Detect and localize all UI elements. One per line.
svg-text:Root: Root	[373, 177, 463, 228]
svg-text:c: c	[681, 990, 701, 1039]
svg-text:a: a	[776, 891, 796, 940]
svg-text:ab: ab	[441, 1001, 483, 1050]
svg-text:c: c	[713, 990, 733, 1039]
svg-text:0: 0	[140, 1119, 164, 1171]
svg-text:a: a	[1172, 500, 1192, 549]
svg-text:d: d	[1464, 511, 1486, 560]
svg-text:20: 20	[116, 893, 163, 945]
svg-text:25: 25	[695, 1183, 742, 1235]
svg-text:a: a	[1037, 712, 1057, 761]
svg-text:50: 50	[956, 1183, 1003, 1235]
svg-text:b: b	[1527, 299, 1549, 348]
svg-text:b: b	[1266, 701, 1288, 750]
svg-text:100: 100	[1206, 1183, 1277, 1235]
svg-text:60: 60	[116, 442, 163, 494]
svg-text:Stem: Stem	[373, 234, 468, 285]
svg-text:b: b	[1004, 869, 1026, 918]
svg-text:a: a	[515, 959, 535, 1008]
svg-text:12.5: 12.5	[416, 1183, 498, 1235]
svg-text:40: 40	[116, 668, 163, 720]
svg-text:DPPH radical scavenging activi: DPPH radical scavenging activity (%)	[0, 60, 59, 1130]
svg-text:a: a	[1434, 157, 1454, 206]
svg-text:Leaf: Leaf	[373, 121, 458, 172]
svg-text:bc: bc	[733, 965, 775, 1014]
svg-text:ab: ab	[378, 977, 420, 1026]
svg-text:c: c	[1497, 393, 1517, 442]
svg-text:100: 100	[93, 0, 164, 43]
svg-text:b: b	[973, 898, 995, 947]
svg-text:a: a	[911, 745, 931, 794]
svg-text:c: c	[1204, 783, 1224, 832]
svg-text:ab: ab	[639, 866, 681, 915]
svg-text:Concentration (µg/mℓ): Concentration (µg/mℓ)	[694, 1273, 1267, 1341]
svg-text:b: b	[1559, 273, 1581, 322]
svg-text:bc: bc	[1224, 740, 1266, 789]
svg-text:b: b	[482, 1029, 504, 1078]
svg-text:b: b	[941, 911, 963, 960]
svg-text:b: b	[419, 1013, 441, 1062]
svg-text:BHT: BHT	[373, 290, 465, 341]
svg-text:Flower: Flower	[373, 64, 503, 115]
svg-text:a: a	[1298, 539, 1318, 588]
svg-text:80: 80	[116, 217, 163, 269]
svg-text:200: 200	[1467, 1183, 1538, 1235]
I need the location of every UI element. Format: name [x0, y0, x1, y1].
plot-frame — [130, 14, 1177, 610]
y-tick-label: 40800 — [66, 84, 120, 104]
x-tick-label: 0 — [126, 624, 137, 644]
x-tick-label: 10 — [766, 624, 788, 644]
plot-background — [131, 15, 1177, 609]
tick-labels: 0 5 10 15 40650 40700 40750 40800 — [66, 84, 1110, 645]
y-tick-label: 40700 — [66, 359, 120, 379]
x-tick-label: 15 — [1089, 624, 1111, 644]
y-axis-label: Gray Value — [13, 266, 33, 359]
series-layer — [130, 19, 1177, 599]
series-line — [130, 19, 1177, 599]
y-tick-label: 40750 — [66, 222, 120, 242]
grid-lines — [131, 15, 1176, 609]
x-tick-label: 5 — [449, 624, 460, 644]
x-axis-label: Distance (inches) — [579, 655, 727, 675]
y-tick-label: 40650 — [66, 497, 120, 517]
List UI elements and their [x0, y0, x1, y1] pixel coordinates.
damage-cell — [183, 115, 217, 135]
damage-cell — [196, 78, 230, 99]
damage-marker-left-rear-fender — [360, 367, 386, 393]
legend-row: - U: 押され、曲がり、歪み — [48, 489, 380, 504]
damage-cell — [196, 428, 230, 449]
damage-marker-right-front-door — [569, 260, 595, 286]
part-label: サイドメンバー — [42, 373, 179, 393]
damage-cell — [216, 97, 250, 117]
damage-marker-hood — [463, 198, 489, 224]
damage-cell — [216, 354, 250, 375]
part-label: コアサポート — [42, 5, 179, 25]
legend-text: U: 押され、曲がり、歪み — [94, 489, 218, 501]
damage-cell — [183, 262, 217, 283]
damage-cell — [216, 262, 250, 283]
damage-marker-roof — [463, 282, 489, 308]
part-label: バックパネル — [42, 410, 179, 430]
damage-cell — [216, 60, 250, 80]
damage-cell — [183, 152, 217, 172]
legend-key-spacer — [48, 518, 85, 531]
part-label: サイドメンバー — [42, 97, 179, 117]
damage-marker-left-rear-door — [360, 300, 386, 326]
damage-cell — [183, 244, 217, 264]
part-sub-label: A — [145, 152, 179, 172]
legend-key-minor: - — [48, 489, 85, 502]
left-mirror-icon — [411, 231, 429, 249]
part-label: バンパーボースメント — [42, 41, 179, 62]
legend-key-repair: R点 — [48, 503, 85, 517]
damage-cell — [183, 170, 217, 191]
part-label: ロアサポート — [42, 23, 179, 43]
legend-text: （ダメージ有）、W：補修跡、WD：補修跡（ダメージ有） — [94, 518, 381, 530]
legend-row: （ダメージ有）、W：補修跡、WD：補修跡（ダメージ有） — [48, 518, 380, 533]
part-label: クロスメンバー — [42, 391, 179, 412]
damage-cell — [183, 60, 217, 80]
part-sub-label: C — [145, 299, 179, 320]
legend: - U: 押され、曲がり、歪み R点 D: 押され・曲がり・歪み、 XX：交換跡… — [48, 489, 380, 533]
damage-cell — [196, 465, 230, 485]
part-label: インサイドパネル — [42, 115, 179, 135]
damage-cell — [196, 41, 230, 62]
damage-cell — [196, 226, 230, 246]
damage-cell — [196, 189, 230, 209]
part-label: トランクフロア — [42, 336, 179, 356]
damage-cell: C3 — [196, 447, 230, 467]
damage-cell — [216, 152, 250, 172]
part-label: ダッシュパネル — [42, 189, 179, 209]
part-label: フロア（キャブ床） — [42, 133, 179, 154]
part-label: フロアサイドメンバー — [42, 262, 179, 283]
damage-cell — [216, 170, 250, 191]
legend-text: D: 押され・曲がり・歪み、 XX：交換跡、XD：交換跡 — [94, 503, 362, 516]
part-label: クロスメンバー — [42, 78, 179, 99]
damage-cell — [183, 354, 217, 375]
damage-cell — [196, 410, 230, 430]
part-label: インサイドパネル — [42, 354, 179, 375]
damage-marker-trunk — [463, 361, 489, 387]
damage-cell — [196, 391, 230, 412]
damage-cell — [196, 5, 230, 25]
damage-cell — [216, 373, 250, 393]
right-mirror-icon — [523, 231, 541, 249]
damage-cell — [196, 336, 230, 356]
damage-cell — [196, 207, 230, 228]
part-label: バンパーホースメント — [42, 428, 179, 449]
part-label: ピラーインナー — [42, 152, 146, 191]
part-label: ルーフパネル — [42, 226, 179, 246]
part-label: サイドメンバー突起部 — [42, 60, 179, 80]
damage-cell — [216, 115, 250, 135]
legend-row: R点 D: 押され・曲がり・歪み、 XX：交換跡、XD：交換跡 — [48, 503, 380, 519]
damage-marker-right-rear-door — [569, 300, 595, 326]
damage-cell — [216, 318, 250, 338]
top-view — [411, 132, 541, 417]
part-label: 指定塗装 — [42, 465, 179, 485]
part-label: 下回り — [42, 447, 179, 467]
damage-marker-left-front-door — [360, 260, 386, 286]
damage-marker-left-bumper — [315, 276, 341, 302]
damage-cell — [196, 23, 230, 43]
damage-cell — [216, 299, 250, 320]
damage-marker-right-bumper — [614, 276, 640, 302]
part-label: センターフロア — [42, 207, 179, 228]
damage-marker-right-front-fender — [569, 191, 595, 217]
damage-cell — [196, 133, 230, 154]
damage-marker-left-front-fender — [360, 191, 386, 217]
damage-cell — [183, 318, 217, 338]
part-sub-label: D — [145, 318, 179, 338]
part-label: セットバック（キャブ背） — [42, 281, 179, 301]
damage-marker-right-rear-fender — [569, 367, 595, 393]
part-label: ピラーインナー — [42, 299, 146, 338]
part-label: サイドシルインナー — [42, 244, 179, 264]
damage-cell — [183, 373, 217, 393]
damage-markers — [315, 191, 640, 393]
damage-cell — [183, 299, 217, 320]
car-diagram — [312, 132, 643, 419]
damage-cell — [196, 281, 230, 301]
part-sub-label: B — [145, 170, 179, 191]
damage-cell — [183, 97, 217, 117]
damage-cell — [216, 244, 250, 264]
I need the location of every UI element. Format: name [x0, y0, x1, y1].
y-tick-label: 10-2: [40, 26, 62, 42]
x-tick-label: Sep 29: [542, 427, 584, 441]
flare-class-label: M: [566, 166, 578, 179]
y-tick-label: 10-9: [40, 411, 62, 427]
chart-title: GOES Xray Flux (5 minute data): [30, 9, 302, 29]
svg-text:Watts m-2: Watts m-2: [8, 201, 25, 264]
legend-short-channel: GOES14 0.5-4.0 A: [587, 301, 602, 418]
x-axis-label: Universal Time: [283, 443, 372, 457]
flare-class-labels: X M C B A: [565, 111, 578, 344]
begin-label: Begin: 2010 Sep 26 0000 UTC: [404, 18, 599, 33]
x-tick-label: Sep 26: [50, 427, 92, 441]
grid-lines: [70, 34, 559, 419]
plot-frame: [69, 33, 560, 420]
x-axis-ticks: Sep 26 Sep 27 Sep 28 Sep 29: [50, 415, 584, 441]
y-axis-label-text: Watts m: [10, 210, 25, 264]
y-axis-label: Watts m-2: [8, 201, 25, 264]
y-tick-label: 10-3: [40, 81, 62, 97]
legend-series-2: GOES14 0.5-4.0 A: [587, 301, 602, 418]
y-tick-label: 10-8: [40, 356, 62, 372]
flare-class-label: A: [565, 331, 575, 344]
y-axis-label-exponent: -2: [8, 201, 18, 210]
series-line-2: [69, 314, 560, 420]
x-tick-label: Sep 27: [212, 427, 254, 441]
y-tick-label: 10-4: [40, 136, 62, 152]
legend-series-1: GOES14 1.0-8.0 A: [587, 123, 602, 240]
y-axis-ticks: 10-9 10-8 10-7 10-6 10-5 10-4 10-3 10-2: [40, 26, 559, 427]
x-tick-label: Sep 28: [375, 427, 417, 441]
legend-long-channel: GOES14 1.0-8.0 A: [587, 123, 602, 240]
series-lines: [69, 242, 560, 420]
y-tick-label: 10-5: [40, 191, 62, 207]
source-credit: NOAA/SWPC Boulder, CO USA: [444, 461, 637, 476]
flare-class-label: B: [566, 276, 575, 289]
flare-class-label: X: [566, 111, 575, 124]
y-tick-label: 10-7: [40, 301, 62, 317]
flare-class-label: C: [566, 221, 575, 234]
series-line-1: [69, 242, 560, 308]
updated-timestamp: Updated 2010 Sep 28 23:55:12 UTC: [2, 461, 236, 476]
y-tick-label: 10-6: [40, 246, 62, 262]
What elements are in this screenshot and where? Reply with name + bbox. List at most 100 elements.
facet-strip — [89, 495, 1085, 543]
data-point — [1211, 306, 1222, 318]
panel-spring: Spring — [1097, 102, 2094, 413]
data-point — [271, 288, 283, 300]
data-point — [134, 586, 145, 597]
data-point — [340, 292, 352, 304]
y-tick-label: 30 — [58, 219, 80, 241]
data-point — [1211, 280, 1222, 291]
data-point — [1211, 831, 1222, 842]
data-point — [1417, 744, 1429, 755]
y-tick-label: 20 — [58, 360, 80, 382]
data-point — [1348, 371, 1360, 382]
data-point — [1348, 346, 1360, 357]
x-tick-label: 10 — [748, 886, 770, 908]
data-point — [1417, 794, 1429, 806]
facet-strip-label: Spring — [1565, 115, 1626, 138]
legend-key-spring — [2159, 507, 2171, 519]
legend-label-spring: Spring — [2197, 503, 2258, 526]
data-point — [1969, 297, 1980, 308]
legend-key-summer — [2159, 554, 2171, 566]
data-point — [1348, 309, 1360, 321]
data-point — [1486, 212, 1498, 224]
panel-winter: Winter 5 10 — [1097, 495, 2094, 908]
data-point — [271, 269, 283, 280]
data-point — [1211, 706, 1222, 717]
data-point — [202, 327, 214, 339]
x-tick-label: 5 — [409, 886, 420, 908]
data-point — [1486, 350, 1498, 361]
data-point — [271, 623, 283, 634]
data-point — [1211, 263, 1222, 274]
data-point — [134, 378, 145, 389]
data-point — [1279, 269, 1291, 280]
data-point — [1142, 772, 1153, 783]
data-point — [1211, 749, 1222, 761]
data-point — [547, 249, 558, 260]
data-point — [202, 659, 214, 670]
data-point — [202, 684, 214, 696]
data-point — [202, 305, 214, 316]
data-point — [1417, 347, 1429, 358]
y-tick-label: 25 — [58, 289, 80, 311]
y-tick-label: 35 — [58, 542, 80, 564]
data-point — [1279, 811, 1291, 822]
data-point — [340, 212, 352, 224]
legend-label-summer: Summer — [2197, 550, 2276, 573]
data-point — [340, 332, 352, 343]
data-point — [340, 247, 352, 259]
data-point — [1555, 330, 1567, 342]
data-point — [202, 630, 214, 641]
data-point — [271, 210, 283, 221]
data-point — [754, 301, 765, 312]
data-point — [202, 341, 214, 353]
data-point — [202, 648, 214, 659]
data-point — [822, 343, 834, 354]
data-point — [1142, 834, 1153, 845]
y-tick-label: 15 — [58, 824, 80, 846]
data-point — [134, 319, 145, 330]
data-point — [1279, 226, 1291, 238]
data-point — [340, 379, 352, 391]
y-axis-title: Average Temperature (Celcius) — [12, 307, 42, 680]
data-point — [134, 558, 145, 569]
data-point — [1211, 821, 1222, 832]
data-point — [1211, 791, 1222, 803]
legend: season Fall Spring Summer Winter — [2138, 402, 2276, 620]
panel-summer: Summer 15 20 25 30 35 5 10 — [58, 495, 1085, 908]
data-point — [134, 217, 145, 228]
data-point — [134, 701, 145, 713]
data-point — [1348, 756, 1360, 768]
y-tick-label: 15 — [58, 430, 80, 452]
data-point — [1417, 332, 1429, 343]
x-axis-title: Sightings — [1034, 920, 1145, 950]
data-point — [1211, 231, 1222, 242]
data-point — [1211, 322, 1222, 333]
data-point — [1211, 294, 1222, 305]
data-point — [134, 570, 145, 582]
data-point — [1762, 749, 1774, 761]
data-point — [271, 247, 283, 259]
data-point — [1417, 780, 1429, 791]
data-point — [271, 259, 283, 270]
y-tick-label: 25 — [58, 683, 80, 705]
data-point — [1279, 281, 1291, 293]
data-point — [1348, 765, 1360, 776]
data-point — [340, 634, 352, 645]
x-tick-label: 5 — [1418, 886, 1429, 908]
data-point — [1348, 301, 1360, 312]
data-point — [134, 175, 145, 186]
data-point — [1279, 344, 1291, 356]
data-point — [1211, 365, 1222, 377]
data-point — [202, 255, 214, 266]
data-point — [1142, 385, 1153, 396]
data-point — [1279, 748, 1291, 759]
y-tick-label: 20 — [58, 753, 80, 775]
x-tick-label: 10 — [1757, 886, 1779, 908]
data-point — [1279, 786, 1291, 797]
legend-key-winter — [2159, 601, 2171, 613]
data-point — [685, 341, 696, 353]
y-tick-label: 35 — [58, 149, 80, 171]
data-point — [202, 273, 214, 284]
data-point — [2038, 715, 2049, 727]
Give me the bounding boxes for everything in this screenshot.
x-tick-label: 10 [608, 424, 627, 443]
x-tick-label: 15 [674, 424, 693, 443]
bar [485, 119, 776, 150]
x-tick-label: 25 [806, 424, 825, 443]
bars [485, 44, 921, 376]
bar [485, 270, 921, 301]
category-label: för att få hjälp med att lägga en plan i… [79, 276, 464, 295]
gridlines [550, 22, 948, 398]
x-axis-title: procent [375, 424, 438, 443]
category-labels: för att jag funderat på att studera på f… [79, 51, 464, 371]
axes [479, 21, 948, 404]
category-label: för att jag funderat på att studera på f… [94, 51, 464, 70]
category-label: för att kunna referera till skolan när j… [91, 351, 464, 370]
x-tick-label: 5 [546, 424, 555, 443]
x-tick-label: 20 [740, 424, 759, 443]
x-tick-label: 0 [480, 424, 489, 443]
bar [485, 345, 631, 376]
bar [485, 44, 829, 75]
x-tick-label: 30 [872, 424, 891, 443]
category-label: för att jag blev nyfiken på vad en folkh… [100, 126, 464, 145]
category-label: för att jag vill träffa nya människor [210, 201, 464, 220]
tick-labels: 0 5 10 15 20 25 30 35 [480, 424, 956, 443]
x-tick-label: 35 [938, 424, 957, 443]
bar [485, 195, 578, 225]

- - - - - - -

What is asked
Copy out the lines of the records above, from the first line through the line that contains "712, 1057, 761]", with each line unchanged.

Problem solution
Detect and localize all UI elements. One per line.
svg-text:Root: Root	[373, 177, 463, 228]
svg-text:c: c	[681, 990, 701, 1039]
svg-text:a: a	[776, 891, 796, 940]
svg-text:ab: ab	[441, 1001, 483, 1050]
svg-text:c: c	[713, 990, 733, 1039]
svg-text:0: 0	[140, 1119, 164, 1171]
svg-text:a: a	[1172, 500, 1192, 549]
svg-text:d: d	[1464, 511, 1486, 560]
svg-text:20: 20	[116, 893, 163, 945]
svg-text:25: 25	[695, 1183, 742, 1235]
svg-text:a: a	[1037, 712, 1057, 761]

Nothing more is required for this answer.